Directions:
Write down, unchanged, the part of the model-wrapper guide that opens with the words containing "Iterator Template" and closes with "coords = self(x, coords)".

*** Opening of Document passage ***

Do not include machine names, absolute paths, device inventory, or uploaded image links in PR text. Use plot placeholders instead.

Examples

Simple Identity Model

User: Create IdentityModel - returns input unchanged, 6h step, 181x360, vars: t2m, u10m, v10m, msl

Agent: [reads SKILL.md, creates identity.py with triple inheritance,
        creates test_identity.py, runs pytest, runs make format && lint]

External Model (Pangu)

User: Add Pangu-Weather wrapper
      GitHub: https://github.com/198808xc/Pangu-Weather

Agent: [reads SKILL.md, fetches inference.py, creates pangu.py,
        creates test_pangu.py, runs pytest]

Key Patterns

Coordinate Template

@property
def input_coords(self) -> CoordSystem:
    return CoordSystem({
        "batch": np.empty(0),
        "time": np.empty(0),
        "lead_time": np.array([np.timedelta64(0, "h")]),
        "variable": np.array(["t2m", "u10m", ...]),
        # Public Earth2Studio convention is north-to-south latitude.
        "lat": np.linspace(90, -90, 181),
        "lon": np.linspace(0, 359, 360),
    })

@batch_coords()
def output_coords(self, input_coords: CoordSystem) -> CoordSystem:
    output = input_coords.copy()
    output["lead_time"] = input_coords["lead_time"] + np.timedelta64(6, "h")
    return output

Iterator Template

def create_iterator(self, x, coords):
    yield x, coords  # Initial condition (step 0)
    while True:
        x, coords = self.front_hook(x, coords)
        x, coords = self(x, coords)
        x, coords = self.rear_hook(x, coords)
        yield x, coords

Troubleshooting

Error	Solution
`OptionalDependencyFailure`	`uv add --optional <group> <pkg>`
Coordinate handshake fails	Check `handshake_dim` indices match dim position
Iterator wrong shapes	Debug reshape logic with random input
`ModuleNotFoundError: pytest`	Use `uv run pytest` not `pytest`

Reminders

DO:

Use uv run python for ALL Python commands
Use loguru.logger, never print()
Inherit torch.nn.Module + AutoModelMixin + PrognosticMixin
Yield initial condition first in create_iterator
Use front_hook()/rear_hook() in _default_generator
Include SPDX header in every .py file

DON'T:

Create general base classes for reuse
Commit API keys or comparison scripts
Read from evals/targets/

*** Close of Document passage ***
*** Opening of Given records ***

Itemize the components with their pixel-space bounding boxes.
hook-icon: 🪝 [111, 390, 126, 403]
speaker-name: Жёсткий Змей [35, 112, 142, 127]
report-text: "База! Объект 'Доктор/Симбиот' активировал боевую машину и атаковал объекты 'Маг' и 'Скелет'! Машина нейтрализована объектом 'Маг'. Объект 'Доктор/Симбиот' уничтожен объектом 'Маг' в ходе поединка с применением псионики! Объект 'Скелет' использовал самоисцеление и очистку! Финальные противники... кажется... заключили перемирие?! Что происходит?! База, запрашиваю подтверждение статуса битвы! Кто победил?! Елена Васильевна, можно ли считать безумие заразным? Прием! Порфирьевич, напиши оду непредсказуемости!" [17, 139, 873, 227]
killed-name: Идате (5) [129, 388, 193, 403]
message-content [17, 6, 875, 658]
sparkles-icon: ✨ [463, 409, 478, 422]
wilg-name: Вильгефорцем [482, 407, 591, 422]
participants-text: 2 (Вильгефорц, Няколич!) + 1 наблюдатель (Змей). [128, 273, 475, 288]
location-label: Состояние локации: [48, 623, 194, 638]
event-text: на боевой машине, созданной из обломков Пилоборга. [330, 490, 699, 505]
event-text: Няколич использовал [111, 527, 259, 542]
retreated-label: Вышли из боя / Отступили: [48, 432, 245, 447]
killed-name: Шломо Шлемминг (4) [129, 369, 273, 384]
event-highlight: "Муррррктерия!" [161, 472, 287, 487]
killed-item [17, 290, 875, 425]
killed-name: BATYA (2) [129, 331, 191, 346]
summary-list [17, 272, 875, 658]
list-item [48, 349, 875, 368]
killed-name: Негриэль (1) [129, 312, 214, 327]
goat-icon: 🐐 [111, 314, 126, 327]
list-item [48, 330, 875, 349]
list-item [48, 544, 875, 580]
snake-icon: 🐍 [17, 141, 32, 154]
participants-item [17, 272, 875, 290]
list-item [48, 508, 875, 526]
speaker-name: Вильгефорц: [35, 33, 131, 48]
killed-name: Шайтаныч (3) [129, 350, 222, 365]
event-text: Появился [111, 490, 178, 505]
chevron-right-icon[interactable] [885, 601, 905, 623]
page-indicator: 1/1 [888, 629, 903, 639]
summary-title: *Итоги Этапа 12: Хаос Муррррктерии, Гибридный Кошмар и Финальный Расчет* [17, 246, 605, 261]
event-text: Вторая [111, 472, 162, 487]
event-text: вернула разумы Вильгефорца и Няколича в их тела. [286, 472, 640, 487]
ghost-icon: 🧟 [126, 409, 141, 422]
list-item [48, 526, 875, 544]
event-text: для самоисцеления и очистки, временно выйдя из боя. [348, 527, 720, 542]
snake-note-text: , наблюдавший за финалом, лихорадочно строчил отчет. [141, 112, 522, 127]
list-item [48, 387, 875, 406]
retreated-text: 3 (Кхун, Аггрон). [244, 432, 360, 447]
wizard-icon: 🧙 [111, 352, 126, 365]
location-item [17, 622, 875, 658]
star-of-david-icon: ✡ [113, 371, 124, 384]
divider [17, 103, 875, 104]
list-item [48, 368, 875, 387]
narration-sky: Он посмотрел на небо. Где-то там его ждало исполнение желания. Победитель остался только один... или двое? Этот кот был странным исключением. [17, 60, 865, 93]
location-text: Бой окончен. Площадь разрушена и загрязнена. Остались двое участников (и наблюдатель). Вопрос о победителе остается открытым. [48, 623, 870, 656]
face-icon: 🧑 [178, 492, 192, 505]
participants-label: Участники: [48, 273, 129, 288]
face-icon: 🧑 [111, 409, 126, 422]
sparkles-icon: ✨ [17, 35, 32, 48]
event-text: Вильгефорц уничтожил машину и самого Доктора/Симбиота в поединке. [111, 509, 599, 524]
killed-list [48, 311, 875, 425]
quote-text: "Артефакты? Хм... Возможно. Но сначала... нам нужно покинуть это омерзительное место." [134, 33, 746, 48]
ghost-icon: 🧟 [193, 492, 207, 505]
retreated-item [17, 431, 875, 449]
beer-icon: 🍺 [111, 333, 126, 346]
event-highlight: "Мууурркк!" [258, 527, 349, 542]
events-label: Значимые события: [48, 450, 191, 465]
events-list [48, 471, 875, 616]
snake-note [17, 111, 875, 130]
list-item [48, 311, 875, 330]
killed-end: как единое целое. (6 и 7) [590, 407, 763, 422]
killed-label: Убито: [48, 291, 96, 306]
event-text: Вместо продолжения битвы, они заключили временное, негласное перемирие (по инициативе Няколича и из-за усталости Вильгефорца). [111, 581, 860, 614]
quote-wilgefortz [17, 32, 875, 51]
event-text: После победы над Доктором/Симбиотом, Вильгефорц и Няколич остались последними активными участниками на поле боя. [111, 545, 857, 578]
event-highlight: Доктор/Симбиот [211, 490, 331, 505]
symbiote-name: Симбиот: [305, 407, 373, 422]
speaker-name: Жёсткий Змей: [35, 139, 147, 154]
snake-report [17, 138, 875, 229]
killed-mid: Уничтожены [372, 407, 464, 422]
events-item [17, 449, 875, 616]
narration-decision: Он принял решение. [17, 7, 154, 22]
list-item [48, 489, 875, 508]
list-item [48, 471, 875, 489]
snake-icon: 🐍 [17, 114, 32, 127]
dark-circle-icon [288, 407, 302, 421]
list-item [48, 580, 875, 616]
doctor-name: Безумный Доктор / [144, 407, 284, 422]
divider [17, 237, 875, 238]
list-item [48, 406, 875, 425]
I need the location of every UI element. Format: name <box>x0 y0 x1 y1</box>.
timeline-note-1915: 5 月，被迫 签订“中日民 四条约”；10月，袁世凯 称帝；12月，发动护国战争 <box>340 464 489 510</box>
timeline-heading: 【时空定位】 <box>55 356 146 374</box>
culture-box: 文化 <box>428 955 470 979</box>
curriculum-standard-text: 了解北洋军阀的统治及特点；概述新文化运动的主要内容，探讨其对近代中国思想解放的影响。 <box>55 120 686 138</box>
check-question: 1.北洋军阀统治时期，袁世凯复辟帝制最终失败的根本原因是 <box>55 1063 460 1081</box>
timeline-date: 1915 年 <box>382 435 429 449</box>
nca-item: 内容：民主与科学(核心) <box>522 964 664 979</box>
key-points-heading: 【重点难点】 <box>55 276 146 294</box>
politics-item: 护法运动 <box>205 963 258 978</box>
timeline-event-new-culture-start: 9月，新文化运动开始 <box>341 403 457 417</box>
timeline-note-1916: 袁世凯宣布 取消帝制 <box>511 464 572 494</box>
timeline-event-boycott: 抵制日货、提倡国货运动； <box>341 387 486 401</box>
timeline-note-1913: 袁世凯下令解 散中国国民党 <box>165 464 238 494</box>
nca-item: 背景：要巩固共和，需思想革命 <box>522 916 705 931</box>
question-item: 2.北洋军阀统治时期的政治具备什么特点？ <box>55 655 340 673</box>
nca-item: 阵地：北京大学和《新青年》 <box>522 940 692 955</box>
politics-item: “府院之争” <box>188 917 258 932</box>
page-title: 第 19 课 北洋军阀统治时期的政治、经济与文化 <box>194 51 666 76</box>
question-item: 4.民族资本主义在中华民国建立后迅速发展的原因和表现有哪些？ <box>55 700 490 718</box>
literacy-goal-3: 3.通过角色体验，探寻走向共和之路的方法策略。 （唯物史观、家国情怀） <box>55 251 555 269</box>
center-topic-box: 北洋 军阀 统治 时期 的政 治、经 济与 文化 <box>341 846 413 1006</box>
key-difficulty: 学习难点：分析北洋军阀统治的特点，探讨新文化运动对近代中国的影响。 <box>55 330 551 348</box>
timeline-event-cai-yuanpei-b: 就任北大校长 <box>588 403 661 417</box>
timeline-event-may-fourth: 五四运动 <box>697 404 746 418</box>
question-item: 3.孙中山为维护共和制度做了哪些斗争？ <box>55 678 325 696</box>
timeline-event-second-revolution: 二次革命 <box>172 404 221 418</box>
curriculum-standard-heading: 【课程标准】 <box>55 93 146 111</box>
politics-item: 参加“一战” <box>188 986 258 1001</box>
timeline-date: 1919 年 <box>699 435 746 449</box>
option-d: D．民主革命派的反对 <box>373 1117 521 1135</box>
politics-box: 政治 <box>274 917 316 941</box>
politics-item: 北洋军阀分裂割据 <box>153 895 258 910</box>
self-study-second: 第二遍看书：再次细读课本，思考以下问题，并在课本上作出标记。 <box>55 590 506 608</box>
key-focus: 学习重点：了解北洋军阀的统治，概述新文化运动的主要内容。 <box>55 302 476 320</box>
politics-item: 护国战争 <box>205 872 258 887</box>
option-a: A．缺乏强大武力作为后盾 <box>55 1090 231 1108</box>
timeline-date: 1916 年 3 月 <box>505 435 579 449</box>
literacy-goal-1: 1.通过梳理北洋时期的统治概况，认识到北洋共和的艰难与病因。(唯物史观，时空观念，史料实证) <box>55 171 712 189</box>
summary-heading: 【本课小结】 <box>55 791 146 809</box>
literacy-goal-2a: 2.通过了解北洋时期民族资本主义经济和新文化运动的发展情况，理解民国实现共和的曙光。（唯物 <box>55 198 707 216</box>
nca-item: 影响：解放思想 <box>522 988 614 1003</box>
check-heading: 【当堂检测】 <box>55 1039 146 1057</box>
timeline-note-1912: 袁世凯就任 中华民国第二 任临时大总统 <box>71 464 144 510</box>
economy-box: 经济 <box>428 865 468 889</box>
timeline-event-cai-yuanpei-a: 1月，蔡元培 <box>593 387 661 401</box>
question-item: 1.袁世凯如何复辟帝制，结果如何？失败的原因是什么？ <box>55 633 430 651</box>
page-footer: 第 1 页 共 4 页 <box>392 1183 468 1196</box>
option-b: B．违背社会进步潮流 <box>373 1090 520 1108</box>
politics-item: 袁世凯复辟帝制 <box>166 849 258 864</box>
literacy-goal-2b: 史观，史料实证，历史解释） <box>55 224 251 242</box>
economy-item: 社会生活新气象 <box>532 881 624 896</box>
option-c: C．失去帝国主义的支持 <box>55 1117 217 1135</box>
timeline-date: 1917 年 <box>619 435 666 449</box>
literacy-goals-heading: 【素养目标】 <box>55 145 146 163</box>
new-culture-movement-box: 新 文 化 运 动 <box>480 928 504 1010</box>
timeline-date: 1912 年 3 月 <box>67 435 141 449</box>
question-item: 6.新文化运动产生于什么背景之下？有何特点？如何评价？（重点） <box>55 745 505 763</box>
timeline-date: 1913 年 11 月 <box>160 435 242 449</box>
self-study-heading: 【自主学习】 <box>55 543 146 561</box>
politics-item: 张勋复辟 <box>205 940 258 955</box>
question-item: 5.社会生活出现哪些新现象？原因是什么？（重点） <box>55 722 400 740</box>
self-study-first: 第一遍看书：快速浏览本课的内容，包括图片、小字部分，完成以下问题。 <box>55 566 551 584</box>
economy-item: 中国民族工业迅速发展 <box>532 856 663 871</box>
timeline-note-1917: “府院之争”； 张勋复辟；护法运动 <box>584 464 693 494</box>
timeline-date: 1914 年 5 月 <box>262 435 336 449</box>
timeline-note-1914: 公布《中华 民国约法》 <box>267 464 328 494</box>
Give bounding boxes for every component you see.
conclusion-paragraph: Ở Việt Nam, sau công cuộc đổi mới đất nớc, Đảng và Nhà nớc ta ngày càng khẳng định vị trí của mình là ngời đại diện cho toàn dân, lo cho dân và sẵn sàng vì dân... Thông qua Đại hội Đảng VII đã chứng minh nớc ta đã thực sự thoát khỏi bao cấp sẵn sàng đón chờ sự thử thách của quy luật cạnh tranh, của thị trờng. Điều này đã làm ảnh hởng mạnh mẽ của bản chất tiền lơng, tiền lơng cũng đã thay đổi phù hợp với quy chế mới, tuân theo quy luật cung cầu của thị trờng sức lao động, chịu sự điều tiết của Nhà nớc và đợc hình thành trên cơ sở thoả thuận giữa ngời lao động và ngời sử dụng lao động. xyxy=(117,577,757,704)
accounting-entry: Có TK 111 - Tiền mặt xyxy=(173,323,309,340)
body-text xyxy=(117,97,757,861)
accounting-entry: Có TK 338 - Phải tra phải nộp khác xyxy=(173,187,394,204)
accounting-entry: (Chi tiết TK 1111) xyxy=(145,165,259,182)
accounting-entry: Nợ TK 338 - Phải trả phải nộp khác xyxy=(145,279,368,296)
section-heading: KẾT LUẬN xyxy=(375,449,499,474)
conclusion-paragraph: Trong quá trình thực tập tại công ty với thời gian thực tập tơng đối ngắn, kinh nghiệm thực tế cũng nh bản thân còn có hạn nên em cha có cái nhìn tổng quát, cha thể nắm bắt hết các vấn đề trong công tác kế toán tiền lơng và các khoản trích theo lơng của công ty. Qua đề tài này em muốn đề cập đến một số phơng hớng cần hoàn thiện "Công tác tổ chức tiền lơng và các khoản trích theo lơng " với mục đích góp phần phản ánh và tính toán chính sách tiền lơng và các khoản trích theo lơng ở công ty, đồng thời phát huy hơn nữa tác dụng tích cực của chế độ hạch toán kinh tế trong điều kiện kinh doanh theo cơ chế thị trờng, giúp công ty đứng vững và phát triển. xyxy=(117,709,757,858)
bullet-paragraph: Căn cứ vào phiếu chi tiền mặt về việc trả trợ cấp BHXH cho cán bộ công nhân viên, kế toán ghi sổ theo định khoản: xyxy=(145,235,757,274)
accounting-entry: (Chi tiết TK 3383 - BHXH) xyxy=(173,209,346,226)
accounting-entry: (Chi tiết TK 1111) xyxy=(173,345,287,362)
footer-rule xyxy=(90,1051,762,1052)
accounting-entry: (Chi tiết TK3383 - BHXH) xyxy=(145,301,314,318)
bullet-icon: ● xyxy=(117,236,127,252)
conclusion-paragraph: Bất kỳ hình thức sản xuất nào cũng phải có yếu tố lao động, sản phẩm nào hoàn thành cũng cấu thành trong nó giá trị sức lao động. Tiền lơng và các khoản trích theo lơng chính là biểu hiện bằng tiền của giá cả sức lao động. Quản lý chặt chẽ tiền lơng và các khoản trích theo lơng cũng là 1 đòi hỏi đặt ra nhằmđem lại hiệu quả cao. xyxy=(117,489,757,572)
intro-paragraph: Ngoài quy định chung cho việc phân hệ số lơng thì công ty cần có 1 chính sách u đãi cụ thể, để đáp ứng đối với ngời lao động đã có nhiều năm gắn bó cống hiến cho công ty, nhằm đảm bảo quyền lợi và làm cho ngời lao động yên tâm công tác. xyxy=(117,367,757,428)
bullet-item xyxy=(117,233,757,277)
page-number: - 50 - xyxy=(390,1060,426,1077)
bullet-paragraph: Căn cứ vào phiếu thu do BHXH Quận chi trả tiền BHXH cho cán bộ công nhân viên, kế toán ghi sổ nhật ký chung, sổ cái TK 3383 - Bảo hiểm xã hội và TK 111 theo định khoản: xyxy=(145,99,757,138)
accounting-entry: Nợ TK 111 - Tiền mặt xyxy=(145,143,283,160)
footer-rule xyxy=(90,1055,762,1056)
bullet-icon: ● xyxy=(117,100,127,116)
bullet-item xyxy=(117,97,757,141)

*** Close of Given records ***

Result of this task:
Iterator Template

def create_iterator(self, x, coords):
    yield x, coords  # Initial condition (step 0)
    while True:
        x, coords = self.front_hook(x, coords)
        x, coords = self(x, coords)